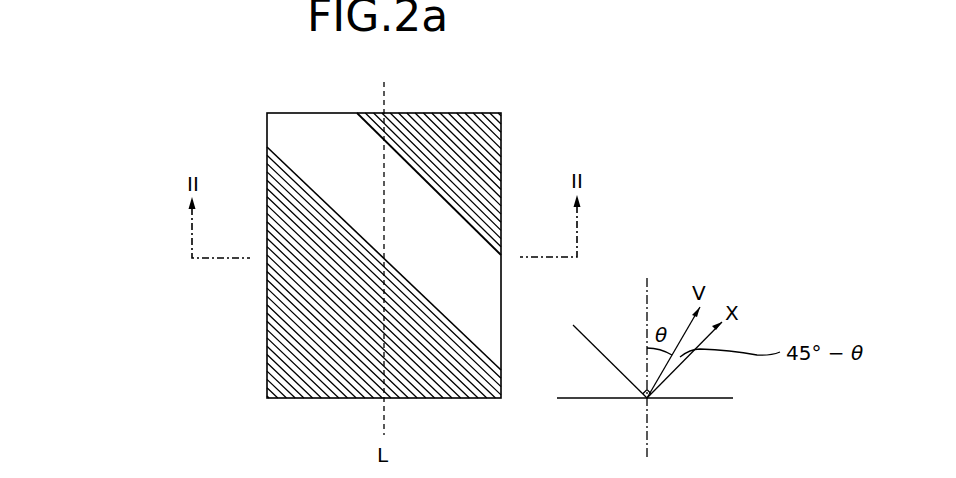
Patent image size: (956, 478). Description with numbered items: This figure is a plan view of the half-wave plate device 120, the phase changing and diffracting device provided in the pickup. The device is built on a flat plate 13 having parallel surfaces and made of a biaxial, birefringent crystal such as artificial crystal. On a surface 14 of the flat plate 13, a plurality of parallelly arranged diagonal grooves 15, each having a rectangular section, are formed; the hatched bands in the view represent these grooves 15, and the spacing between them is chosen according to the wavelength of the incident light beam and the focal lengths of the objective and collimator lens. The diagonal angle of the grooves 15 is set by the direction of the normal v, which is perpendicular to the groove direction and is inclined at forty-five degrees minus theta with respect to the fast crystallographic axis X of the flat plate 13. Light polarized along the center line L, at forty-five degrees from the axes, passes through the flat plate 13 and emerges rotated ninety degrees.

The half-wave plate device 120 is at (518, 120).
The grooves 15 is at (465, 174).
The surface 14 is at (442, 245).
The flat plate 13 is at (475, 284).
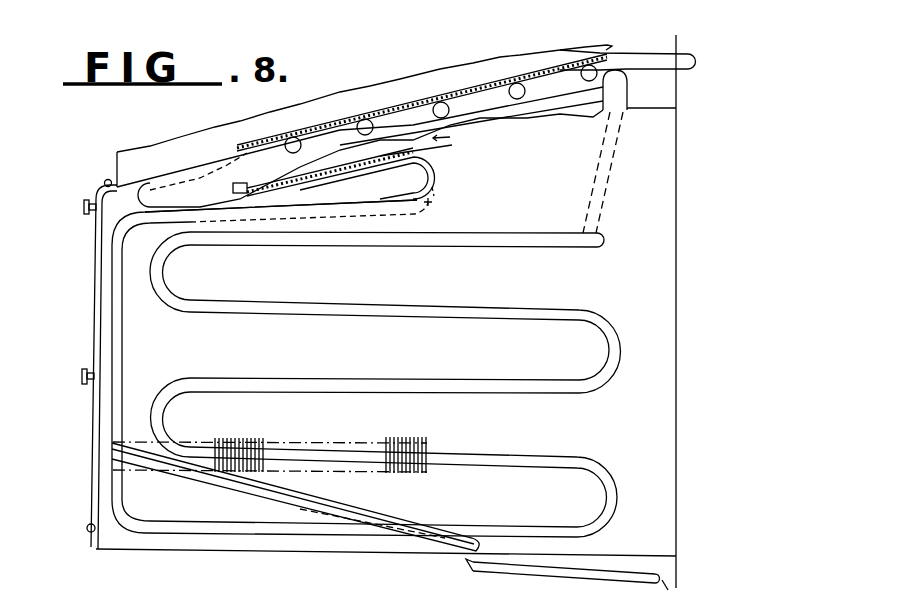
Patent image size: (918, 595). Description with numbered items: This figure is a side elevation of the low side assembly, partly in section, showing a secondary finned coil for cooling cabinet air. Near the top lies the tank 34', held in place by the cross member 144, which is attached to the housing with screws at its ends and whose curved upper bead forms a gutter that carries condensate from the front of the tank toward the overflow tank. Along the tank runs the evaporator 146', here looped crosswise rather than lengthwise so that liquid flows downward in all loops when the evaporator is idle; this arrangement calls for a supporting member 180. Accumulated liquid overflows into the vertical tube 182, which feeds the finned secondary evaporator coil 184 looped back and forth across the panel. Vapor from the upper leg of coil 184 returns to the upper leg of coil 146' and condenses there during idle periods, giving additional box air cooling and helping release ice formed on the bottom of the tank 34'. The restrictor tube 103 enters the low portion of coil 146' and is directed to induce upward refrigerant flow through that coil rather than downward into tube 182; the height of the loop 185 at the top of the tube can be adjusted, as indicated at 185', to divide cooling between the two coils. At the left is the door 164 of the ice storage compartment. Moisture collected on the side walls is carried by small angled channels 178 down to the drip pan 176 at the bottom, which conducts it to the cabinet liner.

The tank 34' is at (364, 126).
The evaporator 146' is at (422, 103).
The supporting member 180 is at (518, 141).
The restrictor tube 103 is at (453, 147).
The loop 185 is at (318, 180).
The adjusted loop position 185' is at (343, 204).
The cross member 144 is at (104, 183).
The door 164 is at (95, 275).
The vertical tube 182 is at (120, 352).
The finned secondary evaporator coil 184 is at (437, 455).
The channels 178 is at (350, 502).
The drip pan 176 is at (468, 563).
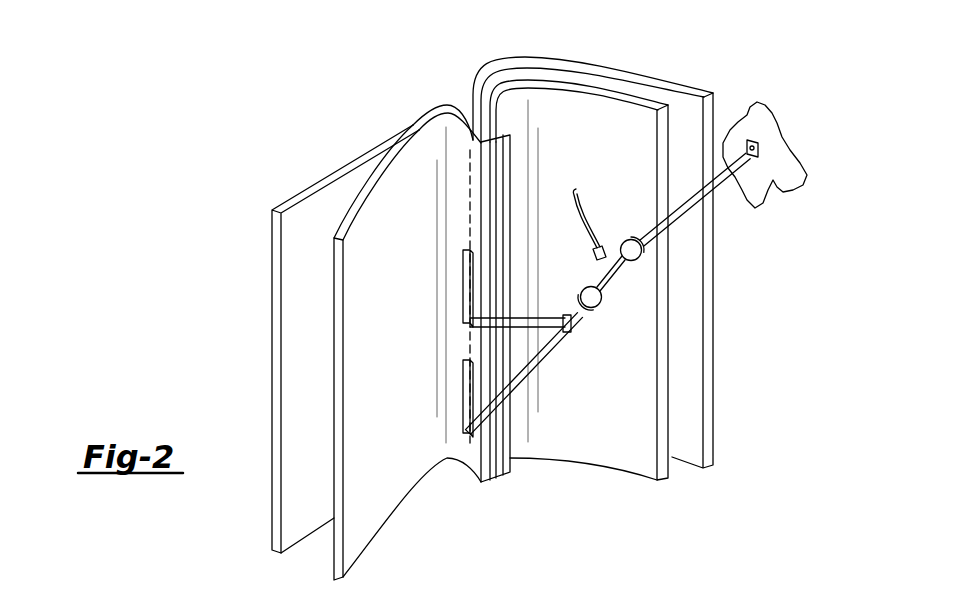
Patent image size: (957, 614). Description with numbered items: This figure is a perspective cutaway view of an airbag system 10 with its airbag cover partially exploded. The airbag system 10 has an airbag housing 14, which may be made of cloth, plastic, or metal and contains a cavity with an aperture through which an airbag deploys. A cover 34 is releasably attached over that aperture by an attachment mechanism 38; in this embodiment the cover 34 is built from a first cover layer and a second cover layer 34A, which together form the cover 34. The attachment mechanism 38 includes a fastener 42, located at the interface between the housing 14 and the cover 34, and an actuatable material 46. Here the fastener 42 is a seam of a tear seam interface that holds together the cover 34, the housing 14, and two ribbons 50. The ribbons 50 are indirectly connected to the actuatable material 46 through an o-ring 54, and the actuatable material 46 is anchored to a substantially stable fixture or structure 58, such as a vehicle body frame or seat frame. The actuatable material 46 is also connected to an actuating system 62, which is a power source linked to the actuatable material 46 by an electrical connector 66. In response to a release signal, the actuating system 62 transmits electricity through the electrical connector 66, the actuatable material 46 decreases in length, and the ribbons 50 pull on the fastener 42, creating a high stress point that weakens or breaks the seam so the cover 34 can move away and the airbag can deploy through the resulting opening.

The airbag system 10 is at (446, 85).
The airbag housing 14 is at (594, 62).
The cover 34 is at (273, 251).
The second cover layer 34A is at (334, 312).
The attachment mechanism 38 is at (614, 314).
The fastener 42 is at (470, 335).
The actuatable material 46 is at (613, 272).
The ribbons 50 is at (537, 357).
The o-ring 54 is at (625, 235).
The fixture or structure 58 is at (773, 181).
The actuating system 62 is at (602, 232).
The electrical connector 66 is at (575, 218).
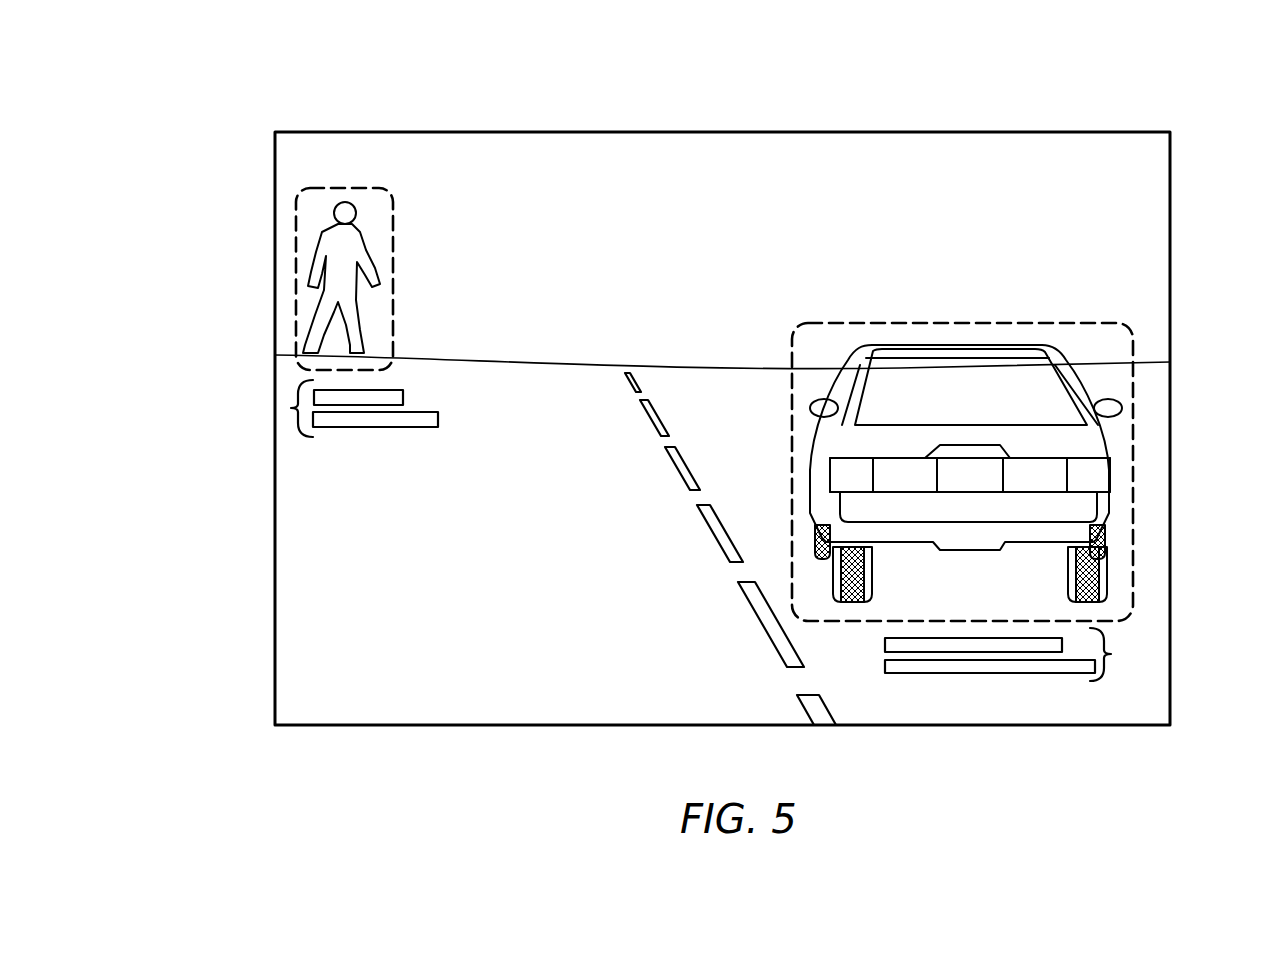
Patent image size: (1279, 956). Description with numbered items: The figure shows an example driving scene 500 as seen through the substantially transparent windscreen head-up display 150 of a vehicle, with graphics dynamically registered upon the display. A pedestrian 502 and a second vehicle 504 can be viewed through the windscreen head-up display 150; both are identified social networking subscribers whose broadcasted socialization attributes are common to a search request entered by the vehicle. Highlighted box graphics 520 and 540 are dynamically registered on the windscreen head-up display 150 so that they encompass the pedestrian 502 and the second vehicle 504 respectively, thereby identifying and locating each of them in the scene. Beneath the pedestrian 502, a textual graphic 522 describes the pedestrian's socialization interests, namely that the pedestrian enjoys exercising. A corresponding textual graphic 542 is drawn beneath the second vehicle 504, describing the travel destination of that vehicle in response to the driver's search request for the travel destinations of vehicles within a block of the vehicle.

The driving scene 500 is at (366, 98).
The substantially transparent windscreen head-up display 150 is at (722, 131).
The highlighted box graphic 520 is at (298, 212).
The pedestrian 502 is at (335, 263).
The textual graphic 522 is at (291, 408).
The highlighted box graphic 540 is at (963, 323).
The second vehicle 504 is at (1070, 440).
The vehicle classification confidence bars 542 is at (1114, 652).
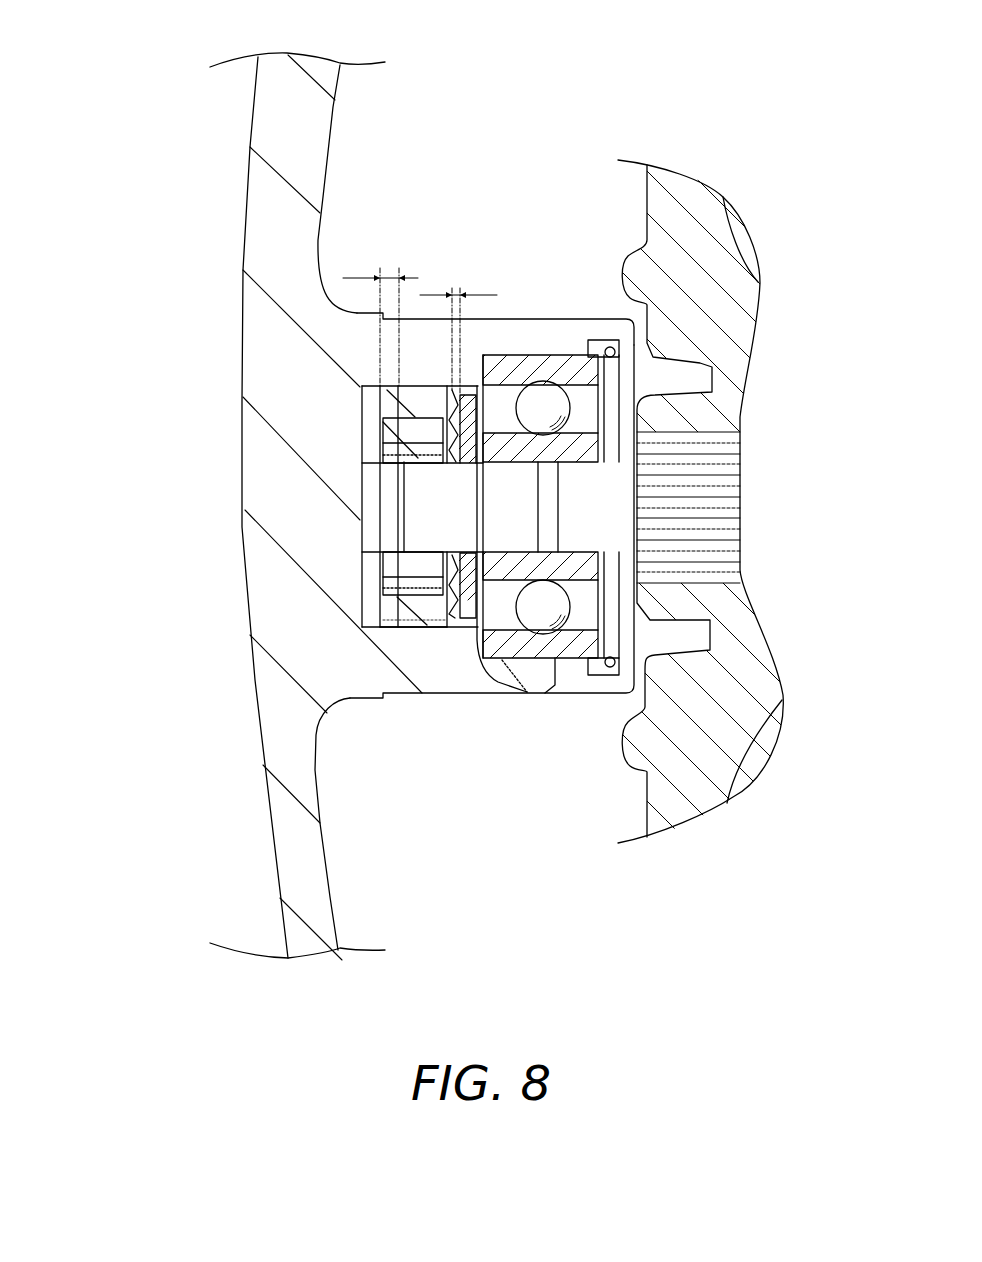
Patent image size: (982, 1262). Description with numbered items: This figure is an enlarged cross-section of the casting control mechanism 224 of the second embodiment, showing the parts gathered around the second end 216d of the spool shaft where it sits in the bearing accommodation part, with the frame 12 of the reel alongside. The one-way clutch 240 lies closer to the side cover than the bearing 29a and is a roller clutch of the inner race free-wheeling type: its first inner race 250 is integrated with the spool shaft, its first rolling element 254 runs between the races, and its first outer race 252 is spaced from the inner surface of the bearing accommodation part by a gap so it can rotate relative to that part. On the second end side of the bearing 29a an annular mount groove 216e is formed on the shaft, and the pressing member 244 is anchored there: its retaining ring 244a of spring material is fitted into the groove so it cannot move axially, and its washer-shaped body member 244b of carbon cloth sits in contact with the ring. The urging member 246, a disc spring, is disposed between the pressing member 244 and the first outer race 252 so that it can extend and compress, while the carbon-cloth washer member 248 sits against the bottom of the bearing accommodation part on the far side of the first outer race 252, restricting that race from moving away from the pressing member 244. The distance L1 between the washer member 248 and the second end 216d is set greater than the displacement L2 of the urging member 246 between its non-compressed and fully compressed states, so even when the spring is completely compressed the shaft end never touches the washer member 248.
# # # # #
### [Prompt]
Copy every one of the lines above back word for word, but leave the pictures out.

### [Result of the exercise]
Patent image size: (956, 478). Description with numbered items: This figure is a plan view of the half-wave plate device 120, the phase changing and diffracting device provided in the pickup. The device is built on a flat plate 13 having parallel surfaces and made of a biaxial, birefringent crystal such as artificial crystal. On a surface 14 of the flat plate 13, a plurality of parallelly arranged diagonal grooves 15, each having a rectangular section, are formed; the hatched bands in the view represent these grooves 15, and the spacing between them is chosen according to the wavelength of the incident light beam and the focal lengths of the objective and collimator lens. The diagonal angle of the grooves 15 is set by the direction of the normal v, which is perpendicular to the groove direction and is inclined at forty-five degrees minus theta with respect to the fast crystallographic axis X of the flat plate 13. Light polarized along the center line L, at forty-five degrees from the axes, passes through the flat plate 13 and emerges rotated ninety degrees.

The half-wave plate device 120 is at (518, 120).
The grooves 15 is at (465, 174).
The surface 14 is at (442, 245).
The flat plate 13 is at (475, 284).
Patent image size: (918, 595). Description with numbered items: This figure is a side elevation of the low side assembly, partly in section, showing a secondary finned coil for cooling cabinet air. Near the top lies the tank 34', held in place by the cross member 144, which is attached to the housing with screws at its ends and whose curved upper bead forms a gutter that carries condensate from the front of the tank toward the overflow tank. Along the tank runs the evaporator 146', here looped crosswise rather than lengthwise so that liquid flows downward in all loops when the evaporator is idle; this arrangement calls for a supporting member 180. Accumulated liquid overflows into the vertical tube 182, which feeds the finned secondary evaporator coil 184 looped back and forth across the panel. Vapor from the upper leg of coil 184 returns to the upper leg of coil 146' and condenses there during idle periods, giving additional box air cooling and helping release ice formed on the bottom of the tank 34'. The restrictor tube 103 enters the low portion of coil 146' and is directed to induce upward refrigerant flow through that coil rather than downward into tube 182; the height of the loop 185 at the top of the tube can be adjusted, as indicated at 185', to divide cooling between the two coils. At the left is the door 164 of the ice storage compartment. Moisture collected on the side walls is carried by small angled channels 178 down to the drip pan 176 at the bottom, which conducts it to the cabinet liner.

The tank 34' is at (364, 126).
The evaporator 146' is at (422, 103).
The supporting member 180 is at (518, 141).
The restrictor tube 103 is at (453, 147).
The loop 185 is at (318, 180).
The adjusted loop position 185' is at (343, 204).
The cross member 144 is at (104, 183).
The door 164 is at (95, 275).
The vertical tube 182 is at (120, 352).
The finned secondary evaporator coil 184 is at (437, 455).
The channels 178 is at (350, 502).
The drip pan 176 is at (468, 563).
Patent image size: (957, 614). Description with numbered items: This figure is a perspective cutaway view of an airbag system 10 with its airbag cover partially exploded. The airbag system 10 has an airbag housing 14, which may be made of cloth, plastic, or metal and contains a cavity with an aperture through which an airbag deploys. A cover 34 is releasably attached over that aperture by an attachment mechanism 38; in this embodiment the cover 34 is built from a first cover layer and a second cover layer 34A, which together form the cover 34. The attachment mechanism 38 includes a fastener 42, located at the interface between the housing 14 and the cover 34, and an actuatable material 46. Here the fastener 42 is a seam of a tear seam interface that holds together the cover 34, the housing 14, and two ribbons 50. The ribbons 50 are indirectly connected to the actuatable material 46 through an o-ring 54, and the actuatable material 46 is anchored to a substantially stable fixture or structure 58, such as a vehicle body frame or seat frame. The actuatable material 46 is also connected to an actuating system 62, which is a power source linked to the actuatable material 46 by an electrical connector 66. In response to a release signal, the actuating system 62 transmits electricity through the electrical connector 66, the actuatable material 46 decreases in length, and the ribbons 50 pull on the fastener 42, creating a high stress point that weakens or breaks the seam so the cover 34 can move away and the airbag can deploy through the resulting opening.

The airbag system 10 is at (446, 85).
The airbag housing 14 is at (594, 62).
The cover 34 is at (273, 251).
The second cover layer 34A is at (334, 312).
The attachment mechanism 38 is at (614, 314).
The fastener 42 is at (470, 335).
The actuatable material 46 is at (613, 272).
The ribbons 50 is at (537, 357).
The o-ring 54 is at (625, 235).
The fixture or structure 58 is at (773, 181).
The actuating system 62 is at (602, 232).
The electrical connector 66 is at (575, 218).
Patent image size: (1279, 956). Description with numbered items: The figure shows an example driving scene 500 as seen through the substantially transparent windscreen head-up display 150 of a vehicle, with graphics dynamically registered upon the display. A pedestrian 502 and a second vehicle 504 can be viewed through the windscreen head-up display 150; both are identified social networking subscribers whose broadcasted socialization attributes are common to a search request entered by the vehicle. Highlighted box graphics 520 and 540 are dynamically registered on the windscreen head-up display 150 so that they encompass the pedestrian 502 and the second vehicle 504 respectively, thereby identifying and locating each of them in the scene. Beneath the pedestrian 502, a textual graphic 522 describes the pedestrian's socialization interests, namely that the pedestrian enjoys exercising. A corresponding textual graphic 542 is drawn beneath the second vehicle 504, describing the travel destination of that vehicle in response to the driver's search request for the travel destinations of vehicles within a block of the vehicle.

The driving scene 500 is at (366, 98).
The substantially transparent windscreen head-up display 150 is at (722, 131).
The highlighted box graphic 520 is at (298, 212).
The pedestrian 502 is at (335, 263).
The textual graphic 522 is at (291, 408).
The highlighted box graphic 540 is at (963, 323).
The second vehicle 504 is at (1070, 440).
The vehicle classification confidence bars 542 is at (1114, 652).
Patent image size: (982, 1262). Description with numbered items: This figure is an enlarged cross-section of the casting control mechanism 224 of the second embodiment, showing the parts gathered around the second end 216d of the spool shaft where it sits in the bearing accommodation part, with the frame 12 of the reel alongside. The one-way clutch 240 lies closer to the side cover than the bearing 29a and is a roller clutch of the inner race free-wheeling type: its first inner race 250 is integrated with the spool shaft, its first rolling element 254 runs between the races, and its first outer race 252 is spaced from the inner surface of the bearing accommodation part by a gap so it can rotate relative to that part. On the second end side of the bearing 29a an annular mount groove 216e is formed on the shaft, and the pressing member 244 is anchored there: its retaining ring 244a of spring material is fitted into the groove so it cannot move axially, and its washer-shaped body member 244b of carbon cloth sits in contact with the ring. The urging member 246, a disc spring, is disposed between the pressing member 244 and the first outer race 252 so that it can extend and compress, while the carbon-cloth washer member 248 sits against the bottom of the bearing accommodation part on the far side of the first outer race 252, restricting that race from moving away from the pressing member 244. The distance L1 between the washer member 248 and the second end 216d is set greater than the displacement L2 of the urging member 246 between its non-compressed and fully compressed states, so even when the spring is completely compressed the shaft end never touches the washer member 248.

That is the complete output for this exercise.